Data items
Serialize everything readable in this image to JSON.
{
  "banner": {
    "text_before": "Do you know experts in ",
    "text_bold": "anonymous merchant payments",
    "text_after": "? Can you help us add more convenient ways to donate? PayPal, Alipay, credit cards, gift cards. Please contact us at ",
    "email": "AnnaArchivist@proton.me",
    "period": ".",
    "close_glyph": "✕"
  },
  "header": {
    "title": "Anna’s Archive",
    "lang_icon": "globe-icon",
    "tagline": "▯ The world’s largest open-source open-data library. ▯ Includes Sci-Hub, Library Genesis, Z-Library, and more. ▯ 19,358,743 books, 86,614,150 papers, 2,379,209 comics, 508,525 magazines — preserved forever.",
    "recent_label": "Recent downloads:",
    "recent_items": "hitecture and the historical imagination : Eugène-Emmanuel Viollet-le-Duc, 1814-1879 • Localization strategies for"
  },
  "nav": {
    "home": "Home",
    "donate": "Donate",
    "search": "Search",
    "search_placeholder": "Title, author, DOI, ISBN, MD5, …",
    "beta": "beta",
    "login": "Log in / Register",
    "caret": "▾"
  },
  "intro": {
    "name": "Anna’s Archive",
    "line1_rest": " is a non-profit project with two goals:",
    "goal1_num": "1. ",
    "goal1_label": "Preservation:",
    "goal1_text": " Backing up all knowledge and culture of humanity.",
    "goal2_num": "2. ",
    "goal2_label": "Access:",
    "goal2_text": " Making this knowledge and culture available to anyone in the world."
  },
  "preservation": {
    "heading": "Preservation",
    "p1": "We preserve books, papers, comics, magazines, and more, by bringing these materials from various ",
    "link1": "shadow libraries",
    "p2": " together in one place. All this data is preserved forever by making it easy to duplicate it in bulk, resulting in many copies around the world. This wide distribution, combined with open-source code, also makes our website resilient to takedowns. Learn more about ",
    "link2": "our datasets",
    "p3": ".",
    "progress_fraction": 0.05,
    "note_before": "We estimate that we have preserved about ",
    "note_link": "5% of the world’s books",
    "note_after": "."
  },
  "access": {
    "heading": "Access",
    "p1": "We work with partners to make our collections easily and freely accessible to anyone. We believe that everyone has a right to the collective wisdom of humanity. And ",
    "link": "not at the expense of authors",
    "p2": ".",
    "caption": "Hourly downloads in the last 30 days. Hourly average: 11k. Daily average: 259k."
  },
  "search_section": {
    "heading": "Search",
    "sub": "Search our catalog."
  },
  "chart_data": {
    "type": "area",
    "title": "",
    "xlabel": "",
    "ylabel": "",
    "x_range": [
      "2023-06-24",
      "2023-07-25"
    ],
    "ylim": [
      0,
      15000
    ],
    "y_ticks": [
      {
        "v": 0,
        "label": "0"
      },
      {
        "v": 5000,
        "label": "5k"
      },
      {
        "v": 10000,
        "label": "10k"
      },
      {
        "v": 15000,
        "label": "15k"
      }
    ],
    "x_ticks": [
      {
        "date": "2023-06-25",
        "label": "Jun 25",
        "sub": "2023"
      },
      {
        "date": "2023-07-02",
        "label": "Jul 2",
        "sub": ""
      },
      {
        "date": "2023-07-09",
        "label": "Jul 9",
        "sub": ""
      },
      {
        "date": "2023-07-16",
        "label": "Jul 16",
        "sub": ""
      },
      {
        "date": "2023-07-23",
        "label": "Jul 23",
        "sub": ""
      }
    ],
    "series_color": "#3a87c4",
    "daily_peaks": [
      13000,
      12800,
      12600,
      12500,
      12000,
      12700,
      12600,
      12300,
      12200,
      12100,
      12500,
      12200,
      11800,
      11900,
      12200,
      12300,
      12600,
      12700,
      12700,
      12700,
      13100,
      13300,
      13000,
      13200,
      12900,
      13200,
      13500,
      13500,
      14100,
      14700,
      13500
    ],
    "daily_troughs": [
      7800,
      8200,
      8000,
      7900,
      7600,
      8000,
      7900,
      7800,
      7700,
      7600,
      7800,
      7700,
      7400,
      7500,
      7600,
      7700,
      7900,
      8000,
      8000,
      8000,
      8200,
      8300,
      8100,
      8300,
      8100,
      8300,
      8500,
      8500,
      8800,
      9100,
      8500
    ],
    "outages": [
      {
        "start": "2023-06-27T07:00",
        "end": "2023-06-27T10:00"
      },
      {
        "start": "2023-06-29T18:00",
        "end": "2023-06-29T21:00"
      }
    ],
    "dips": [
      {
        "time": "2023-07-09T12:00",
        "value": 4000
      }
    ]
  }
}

■ Problem:
Only lines containing the word "date" should appear in the answer, and every such line from the records above must be there.

■ Reply to the task:
        "date": "2023-06-25",
        "date": "2023-07-02",
        "date": "2023-07-09",
        "date": "2023-07-16",
        "date": "2023-07-23",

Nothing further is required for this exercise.